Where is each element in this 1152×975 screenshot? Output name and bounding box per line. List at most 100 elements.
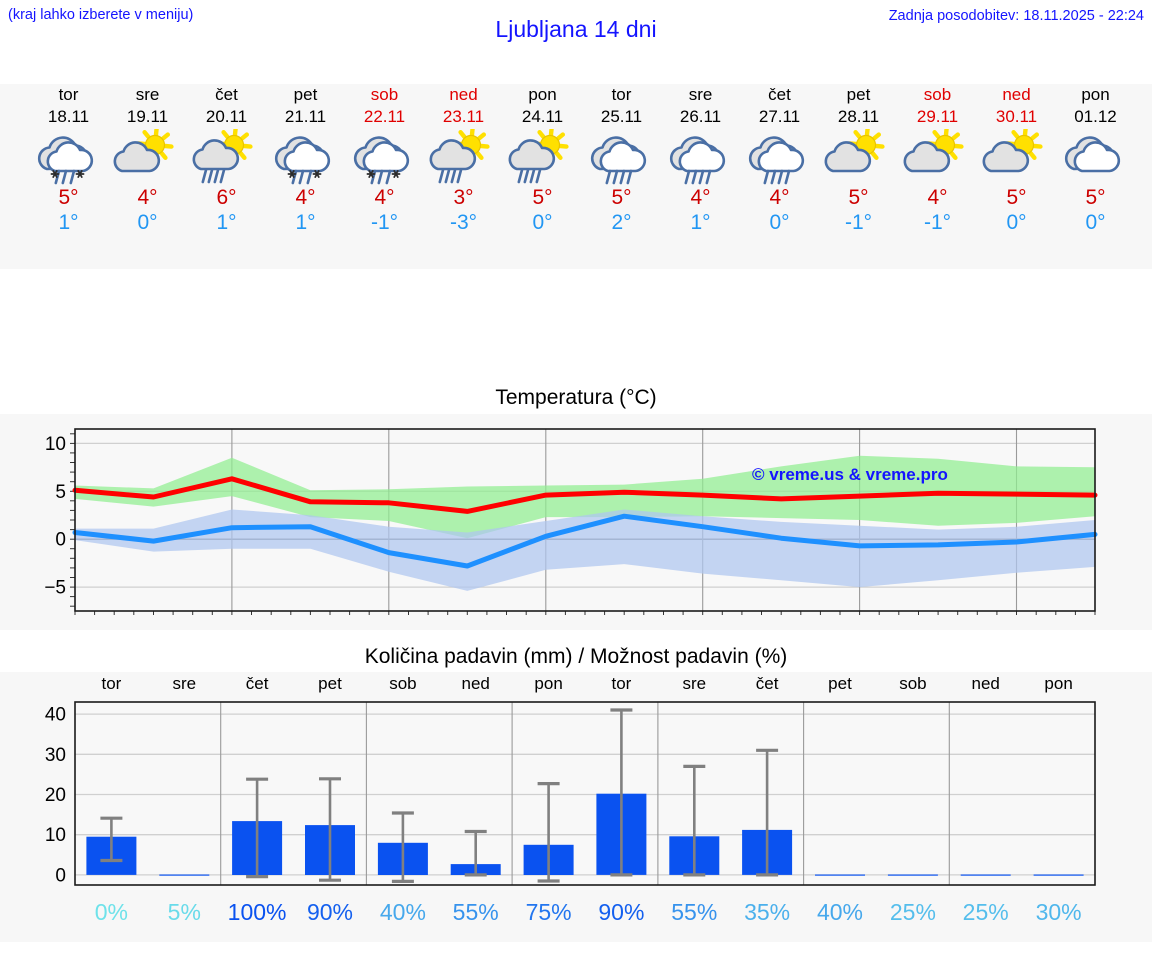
day-temp-max: 6°	[216, 186, 237, 209]
precip-day-label: sob	[899, 674, 926, 693]
precip-day-label: sre	[682, 674, 706, 693]
day-name: sre	[135, 85, 160, 104]
precip-bar	[887, 874, 938, 876]
day-date: 24.11	[521, 107, 564, 126]
sun-cloud-rain-icon	[187, 129, 266, 185]
cloud-rain-snow-icon	[29, 129, 108, 185]
day-temp-max: 5°	[532, 186, 553, 209]
precipitation-chart-panel: Količina padavin (mm) / Možnost padavin …	[0, 642, 1152, 942]
day-date: 22.11	[363, 107, 406, 126]
precip-probability-label: 40%	[817, 899, 863, 925]
svg-text:0: 0	[55, 865, 66, 886]
day-column: pon 24.11 5° 0°	[503, 84, 582, 235]
cloud-icon	[1056, 129, 1135, 185]
day-name: tor	[611, 85, 632, 104]
day-temp-min: 2°	[611, 211, 632, 234]
svg-text:20: 20	[45, 785, 66, 806]
day-column: čet 27.11 4° 0°	[740, 84, 819, 235]
precip-probability-label: 5%	[168, 899, 201, 925]
precip-day-label: pet	[318, 674, 342, 693]
cloud-rain-snow-icon	[266, 129, 345, 185]
day-column: sre 19.11 4° 0°	[108, 84, 187, 235]
sun-cloud-rain-icon	[424, 129, 503, 185]
day-column: tor 18.11 5° 1°	[29, 84, 108, 235]
precip-probability-label: 25%	[963, 899, 1009, 925]
day-date: 28.11	[837, 107, 880, 126]
day-name: ned	[449, 85, 478, 104]
svg-text:0: 0	[55, 530, 66, 551]
day-temp-max: 4°	[927, 186, 948, 209]
day-name: sre	[688, 85, 713, 104]
precipitation-chart-title: Količina padavin (mm) / Možnost padavin …	[0, 642, 1152, 672]
svg-text:30: 30	[45, 745, 66, 766]
precip-probability-label: 75%	[526, 899, 572, 925]
day-name: čet	[768, 85, 791, 104]
precip-probability-label: 0%	[95, 899, 128, 925]
day-temp-max: 4°	[374, 186, 395, 209]
daily-forecast-strip: tor 18.11 5° 1° sre 19.11 4° 0° čet 20.11 6° 1° pet 2…	[0, 84, 1152, 269]
precip-day-label: čet	[246, 674, 269, 693]
day-column: ned 23.11 3° -3°	[424, 84, 503, 235]
svg-text:40: 40	[45, 705, 66, 726]
precip-probability-label: 35%	[744, 899, 790, 925]
copyright-watermark: © vreme.us & vreme.pro	[752, 465, 948, 484]
day-temp-min: 0°	[1006, 211, 1027, 234]
sun-cloud-rain-icon	[503, 129, 582, 185]
day-name: sob	[923, 85, 952, 104]
day-name: pon	[1081, 85, 1110, 104]
day-date: 18.11	[47, 107, 90, 126]
day-temp-min: 0°	[1085, 211, 1106, 234]
precip-probability-label: 25%	[890, 899, 936, 925]
day-temp-max: 4°	[769, 186, 790, 209]
precip-day-label: tor	[101, 674, 121, 693]
cloud-rain-icon	[582, 129, 661, 185]
day-temp-max: 4°	[137, 186, 158, 209]
svg-text:−5: −5	[44, 578, 66, 599]
precip-day-label: ned	[972, 674, 1000, 693]
day-date: 25.11	[600, 107, 643, 126]
day-temp-max: 4°	[690, 186, 711, 209]
day-temp-min: 1°	[295, 211, 316, 234]
precip-bar	[815, 874, 865, 876]
day-temp-min: 0°	[769, 211, 790, 234]
day-name: sob	[370, 85, 399, 104]
day-date: 27.11	[758, 107, 801, 126]
precip-day-label: sre	[172, 674, 196, 693]
day-column: sob 29.11 4° -1°	[898, 84, 977, 235]
day-column: pet 21.11 4° 1°	[266, 84, 345, 235]
location-menu-note[interactable]: (kraj lahko izberete v meniju)	[8, 7, 194, 23]
day-name: pet	[293, 85, 318, 104]
cloud-rain-snow-icon	[345, 129, 424, 185]
svg-text:5: 5	[55, 482, 66, 503]
last-update-label: Zadnja posodobitev: 18.11.2025 - 22:24	[888, 8, 1144, 24]
cloud-rain-icon	[740, 129, 819, 185]
precip-probability-label: 55%	[671, 899, 717, 925]
day-temp-min: -1°	[923, 211, 952, 234]
temperature-chart-panel: Temperatura (°C) 10 5 0 −5	[0, 382, 1152, 630]
precip-probability-label: 55%	[453, 899, 499, 925]
day-temp-min: -1°	[844, 211, 873, 234]
svg-text:10: 10	[45, 434, 66, 455]
day-temp-min: 1°	[690, 211, 711, 234]
day-column: sob 22.11 4° -1°	[345, 84, 424, 235]
day-date: 23.11	[442, 107, 485, 126]
precip-probability-label: 30%	[1036, 899, 1082, 925]
day-temp-min: -3°	[449, 211, 478, 234]
temperature-plot: 10 5 0 −5	[44, 428, 1098, 615]
precip-day-label: čet	[756, 674, 779, 693]
day-date: 20.11	[205, 107, 248, 126]
precip-day-label: sob	[389, 674, 416, 693]
precip-probability-label: 40%	[380, 899, 426, 925]
day-name: čet	[215, 85, 238, 104]
day-temp-min: 1°	[216, 211, 237, 234]
precip-probability-label: 100%	[228, 899, 287, 925]
day-temp-max: 5°	[58, 186, 79, 209]
day-name: pet	[846, 85, 871, 104]
temperature-chart-title: Temperatura (°C)	[0, 382, 1152, 414]
precip-day-label: pon	[534, 674, 562, 693]
day-temp-max: 5°	[1085, 186, 1106, 209]
day-temp-max: 4°	[295, 186, 316, 209]
sun-cloud-icon	[898, 129, 977, 185]
precip-day-label: pon	[1044, 674, 1072, 693]
day-date: 29.11	[916, 107, 959, 126]
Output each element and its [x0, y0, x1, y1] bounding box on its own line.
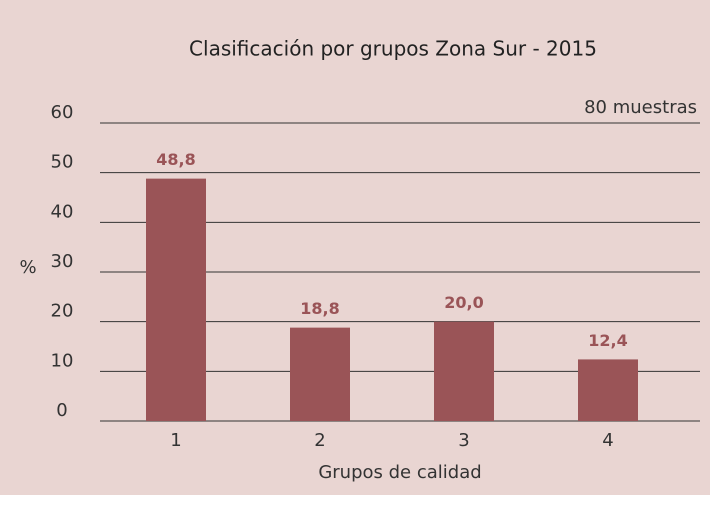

Instructions to follow ▸ Reproduce every line of the data above verbatim, and leave out the pictures.

Task output ▸
Where is each element in this 1152×975 screenshot? Output name and bounding box per line. List at most 100 elements.
day-temp-max: 6°	[216, 186, 237, 209]
precip-day-label: sob	[899, 674, 926, 693]
precip-day-label: sre	[682, 674, 706, 693]
day-name: sre	[135, 85, 160, 104]
precip-bar	[887, 874, 938, 876]
day-date: 24.11	[521, 107, 564, 126]
sun-cloud-rain-icon	[187, 129, 266, 185]
cloud-rain-snow-icon	[29, 129, 108, 185]
day-temp-max: 5°	[532, 186, 553, 209]
precipitation-chart-panel: Količina padavin (mm) / Možnost padavin …	[0, 642, 1152, 942]
day-date: 22.11	[363, 107, 406, 126]
precip-probability-label: 40%	[817, 899, 863, 925]
svg-text:0: 0	[55, 865, 66, 886]
day-column: pon 24.11 5° 0°	[503, 84, 582, 235]
cloud-icon	[1056, 129, 1135, 185]
day-name: tor	[611, 85, 632, 104]
day-temp-min: 2°	[611, 211, 632, 234]
svg-text:20: 20	[45, 785, 66, 806]
day-column: čet 27.11 4° 0°	[740, 84, 819, 235]
precip-probability-label: 5%	[168, 899, 201, 925]
precip-day-label: pet	[318, 674, 342, 693]
cloud-rain-snow-icon	[266, 129, 345, 185]
day-column: sre 19.11 4° 0°	[108, 84, 187, 235]
sun-cloud-rain-icon	[424, 129, 503, 185]
day-column: tor 18.11 5° 1°	[29, 84, 108, 235]
precip-probability-label: 25%	[963, 899, 1009, 925]
day-date: 28.11	[837, 107, 880, 126]
day-name: ned	[449, 85, 478, 104]
svg-text:0: 0	[55, 530, 66, 551]
day-temp-max: 4°	[927, 186, 948, 209]
day-name: sre	[688, 85, 713, 104]
precipitation-chart-title: Količina padavin (mm) / Možnost padavin …	[0, 642, 1152, 672]
svg-text:30: 30	[45, 745, 66, 766]
precip-probability-label: 75%	[526, 899, 572, 925]
day-name: čet	[768, 85, 791, 104]
precip-probability-label: 0%	[95, 899, 128, 925]
day-temp-max: 4°	[374, 186, 395, 209]
daily-forecast-strip: tor 18.11 5° 1° sre 19.11 4° 0° čet 20.11 6° 1° pet 2…	[0, 84, 1152, 269]
precip-day-label: čet	[246, 674, 269, 693]
day-column: ned 23.11 3° -3°	[424, 84, 503, 235]
svg-text:40: 40	[45, 705, 66, 726]
precip-probability-label: 35%	[744, 899, 790, 925]
copyright-watermark: © vreme.us & vreme.pro	[752, 465, 948, 484]
day-temp-min: 0°	[1006, 211, 1027, 234]
sun-cloud-rain-icon	[503, 129, 582, 185]
day-name: sob	[923, 85, 952, 104]
day-name: pon	[1081, 85, 1110, 104]
day-date: 18.11	[47, 107, 90, 126]
day-temp-min: 0°	[1085, 211, 1106, 234]
precip-probability-label: 25%	[890, 899, 936, 925]
day-temp-max: 4°	[769, 186, 790, 209]
precip-day-label: tor	[101, 674, 121, 693]
cloud-rain-icon	[582, 129, 661, 185]
day-temp-max: 4°	[137, 186, 158, 209]
svg-text:−5: −5	[44, 578, 66, 599]
precip-day-label: ned	[972, 674, 1000, 693]
day-date: 25.11	[600, 107, 643, 126]
day-temp-max: 4°	[690, 186, 711, 209]
day-temp-min: 1°	[295, 211, 316, 234]
precip-bar	[815, 874, 865, 876]
day-temp-min: 0°	[769, 211, 790, 234]
day-name: sob	[370, 85, 399, 104]
day-date: 27.11	[758, 107, 801, 126]
precip-day-label: sre	[172, 674, 196, 693]
day-column: sob 29.11 4° -1°	[898, 84, 977, 235]
day-column: pet 21.11 4° 1°	[266, 84, 345, 235]
location-menu-note[interactable]: (kraj lahko izberete v meniju)	[8, 7, 194, 23]
day-name: pet	[293, 85, 318, 104]
cloud-rain-snow-icon	[345, 129, 424, 185]
svg-text:5: 5	[55, 482, 66, 503]
last-update-label: Zadnja posodobitev: 18.11.2025 - 22:24	[888, 8, 1144, 24]
cloud-rain-icon	[740, 129, 819, 185]
precip-probability-label: 55%	[671, 899, 717, 925]
day-temp-min: -1°	[923, 211, 952, 234]
temperature-chart-panel: Temperatura (°C) 10 5 0 −5	[0, 382, 1152, 630]
precip-probability-label: 55%	[453, 899, 499, 925]
day-temp-min: -1°	[844, 211, 873, 234]
svg-text:10: 10	[45, 434, 66, 455]
day-temp-min: 1°	[690, 211, 711, 234]
day-column: sob 22.11 4° -1°	[345, 84, 424, 235]
day-date: 23.11	[442, 107, 485, 126]
precip-probability-label: 30%	[1036, 899, 1082, 925]
day-temp-min: -3°	[449, 211, 478, 234]
temperature-plot: 10 5 0 −5	[44, 428, 1098, 615]
precip-day-label: čet	[756, 674, 779, 693]
day-date: 20.11	[205, 107, 248, 126]
precip-day-label: sob	[389, 674, 416, 693]
precip-probability-label: 40%	[380, 899, 426, 925]
day-name: čet	[215, 85, 238, 104]
day-temp-min: 1°	[216, 211, 237, 234]
precip-probability-label: 100%	[228, 899, 287, 925]
day-temp-max: 5°	[58, 186, 79, 209]
day-name: pet	[846, 85, 871, 104]
temperature-chart-title: Temperatura (°C)	[0, 382, 1152, 414]
precip-day-label: pon	[534, 674, 562, 693]
day-temp-max: 5°	[1085, 186, 1106, 209]
day-temp-max: 4°	[295, 186, 316, 209]
sun-cloud-icon	[898, 129, 977, 185]
precip-day-label: pon	[1044, 674, 1072, 693]
day-date: 29.11	[916, 107, 959, 126]
Output each element and its [x0, y0, x1, y1] bounding box on its own line.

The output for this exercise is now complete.